■ **Directions**
Every line of the data must be copied exactly.

——————————

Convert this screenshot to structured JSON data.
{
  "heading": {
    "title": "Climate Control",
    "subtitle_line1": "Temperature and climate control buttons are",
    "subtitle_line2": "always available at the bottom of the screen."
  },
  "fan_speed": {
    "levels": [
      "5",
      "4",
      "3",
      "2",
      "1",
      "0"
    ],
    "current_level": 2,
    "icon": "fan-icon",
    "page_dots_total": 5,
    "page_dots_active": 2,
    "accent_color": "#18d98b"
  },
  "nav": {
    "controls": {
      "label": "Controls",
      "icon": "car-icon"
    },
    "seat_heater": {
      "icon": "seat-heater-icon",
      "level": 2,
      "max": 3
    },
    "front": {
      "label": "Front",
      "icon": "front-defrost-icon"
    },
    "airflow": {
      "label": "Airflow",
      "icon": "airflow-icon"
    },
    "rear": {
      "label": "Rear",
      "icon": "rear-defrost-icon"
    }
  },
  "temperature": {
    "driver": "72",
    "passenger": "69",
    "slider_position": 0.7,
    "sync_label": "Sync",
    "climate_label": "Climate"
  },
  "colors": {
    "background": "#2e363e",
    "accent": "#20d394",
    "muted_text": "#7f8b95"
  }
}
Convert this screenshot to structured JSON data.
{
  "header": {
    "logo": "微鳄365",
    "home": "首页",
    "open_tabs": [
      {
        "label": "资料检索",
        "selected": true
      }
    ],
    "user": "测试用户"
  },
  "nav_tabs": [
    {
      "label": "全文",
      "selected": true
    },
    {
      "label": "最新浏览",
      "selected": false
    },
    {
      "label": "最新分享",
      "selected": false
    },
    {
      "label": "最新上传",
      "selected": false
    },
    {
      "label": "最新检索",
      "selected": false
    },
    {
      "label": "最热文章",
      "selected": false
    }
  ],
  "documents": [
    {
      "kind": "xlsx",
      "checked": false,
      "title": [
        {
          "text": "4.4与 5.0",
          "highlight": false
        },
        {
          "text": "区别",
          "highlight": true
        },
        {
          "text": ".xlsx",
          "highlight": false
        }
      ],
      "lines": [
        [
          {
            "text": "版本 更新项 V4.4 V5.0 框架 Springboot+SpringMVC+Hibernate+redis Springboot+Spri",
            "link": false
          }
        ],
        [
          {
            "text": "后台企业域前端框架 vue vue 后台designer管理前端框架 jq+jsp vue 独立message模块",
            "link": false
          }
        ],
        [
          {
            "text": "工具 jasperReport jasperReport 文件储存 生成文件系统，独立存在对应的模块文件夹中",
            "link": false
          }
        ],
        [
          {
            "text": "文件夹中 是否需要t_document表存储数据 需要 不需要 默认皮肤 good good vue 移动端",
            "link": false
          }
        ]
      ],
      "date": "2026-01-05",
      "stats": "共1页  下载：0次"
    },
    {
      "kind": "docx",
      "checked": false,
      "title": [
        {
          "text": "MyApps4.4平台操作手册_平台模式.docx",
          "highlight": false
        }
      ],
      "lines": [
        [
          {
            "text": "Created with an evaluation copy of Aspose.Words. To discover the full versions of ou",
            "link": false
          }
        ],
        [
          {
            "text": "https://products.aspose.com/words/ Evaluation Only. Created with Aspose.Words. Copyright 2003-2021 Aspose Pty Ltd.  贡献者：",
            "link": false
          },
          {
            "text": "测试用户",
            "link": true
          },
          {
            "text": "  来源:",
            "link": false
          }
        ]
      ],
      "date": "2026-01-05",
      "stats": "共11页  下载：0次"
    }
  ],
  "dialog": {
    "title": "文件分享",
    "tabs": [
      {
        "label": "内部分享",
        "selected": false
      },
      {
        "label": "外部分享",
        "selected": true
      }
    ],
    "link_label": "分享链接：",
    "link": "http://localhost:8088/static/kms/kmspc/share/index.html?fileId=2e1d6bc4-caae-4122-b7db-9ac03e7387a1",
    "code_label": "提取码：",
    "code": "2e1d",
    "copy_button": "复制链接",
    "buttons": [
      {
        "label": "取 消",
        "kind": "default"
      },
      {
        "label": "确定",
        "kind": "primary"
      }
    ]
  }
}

——————————

■ **Problem solution**
Convert this screenshot to structured JSON data.
{
  "heading": {
    "title": "Climate Control",
    "subtitle_line1": "Temperature and climate control buttons are",
    "subtitle_line2": "always available at the bottom of the screen."
  },
  "fan_speed": {
    "levels": [
      "5",
      "4",
      "3",
      "2",
      "1",
      "0"
    ],
    "current_level": 2,
    "icon": "fan-icon",
    "page_dots_total": 5,
    "page_dots_active": 2,
    "accent_color": "#18d98b"
  },
  "nav": {
    "controls": {
      "label": "Controls",
      "icon": "car-icon"
    },
    "seat_heater": {
      "icon": "seat-heater-icon",
      "level": 2,
      "max": 3
    },
    "front": {
      "label": "Front",
      "icon": "front-defrost-icon"
    },
    "airflow": {
      "label": "Airflow",
      "icon": "airflow-icon"
    },
    "rear": {
      "label": "Rear",
      "icon": "rear-defrost-icon"
    }
  },
  "temperature": {
    "driver": "72",
    "passenger": "69",
    "slider_position": 0.7,
    "sync_label": "Sync",
    "climate_label": "Climate"
  },
  "colors": {
    "background": "#2e363e",
    "accent": "#20d394",
    "muted_text": "#7f8b95"
  }
}
Convert this screenshot to structured JSON data.
{
  "header": {
    "logo": "微鳄365",
    "home": "首页",
    "open_tabs": [
      {
        "label": "资料检索",
        "selected": true
      }
    ],
    "user": "测试用户"
  },
  "nav_tabs": [
    {
      "label": "全文",
      "selected": true
    },
    {
      "label": "最新浏览",
      "selected": false
    },
    {
      "label": "最新分享",
      "selected": false
    },
    {
      "label": "最新上传",
      "selected": false
    },
    {
      "label": "最新检索",
      "selected": false
    },
    {
      "label": "最热文章",
      "selected": false
    }
  ],
  "documents": [
    {
      "kind": "xlsx",
      "checked": false,
      "title": [
        {
          "text": "4.4与 5.0",
          "highlight": false
        },
        {
          "text": "区别",
          "highlight": true
        },
        {
          "text": ".xlsx",
          "highlight": false
        }
      ],
      "lines": [
        [
          {
            "text": "版本 更新项 V4.4 V5.0 框架 Springboot+SpringMVC+Hibernate+redis Springboot+Spri",
            "link": false
          }
        ],
        [
          {
            "text": "后台企业域前端框架 vue vue 后台designer管理前端框架 jq+jsp vue 独立message模块",
            "link": false
          }
        ],
        [
          {
            "text": "工具 jasperReport jasperReport 文件储存 生成文件系统，独立存在对应的模块文件夹中",
            "link": false
          }
        ],
        [
          {
            "text": "文件夹中 是否需要t_document表存储数据 需要 不需要 默认皮肤 good good vue 移动端",
            "link": false
          }
        ]
      ],
      "date": "2026-01-05",
      "stats": "共1页  下载：0次"
    },
    {
      "kind": "docx",
      "checked": false,
      "title": [
        {
          "text": "MyApps4.4平台操作手册_平台模式.docx",
          "highlight": false
        }
      ],
      "lines": [
        [
          {
            "text": "Created with an evaluation copy of Aspose.Words. To discover the full versions of ou",
            "link": false
          }
        ],
        [
          {
            "text": "https://products.aspose.com/words/ Evaluation Only. Created with Aspose.Words. Copyright 2003-2021 Aspose Pty Ltd.  贡献者：",
            "link": false
          },
          {
            "text": "测试用户",
            "link": true
          },
          {
            "text": "  来源:",
            "link": false
          }
        ]
      ],
      "date": "2026-01-05",
      "stats": "共11页  下载：0次"
    }
  ],
  "dialog": {
    "title": "文件分享",
    "tabs": [
      {
        "label": "内部分享",
        "selected": false
      },
      {
        "label": "外部分享",
        "selected": true
      }
    ],
    "link_label": "分享链接：",
    "link": "http://localhost:8088/static/kms/kmspc/share/index.html?fileId=2e1d6bc4-caae-4122-b7db-9ac03e7387a1",
    "code_label": "提取码：",
    "code": "2e1d",
    "copy_button": "复制链接",
    "buttons": [
      {
        "label": "取 消",
        "kind": "default"
      },
      {
        "label": "确定",
        "kind": "primary"
      }
    ]
  }
}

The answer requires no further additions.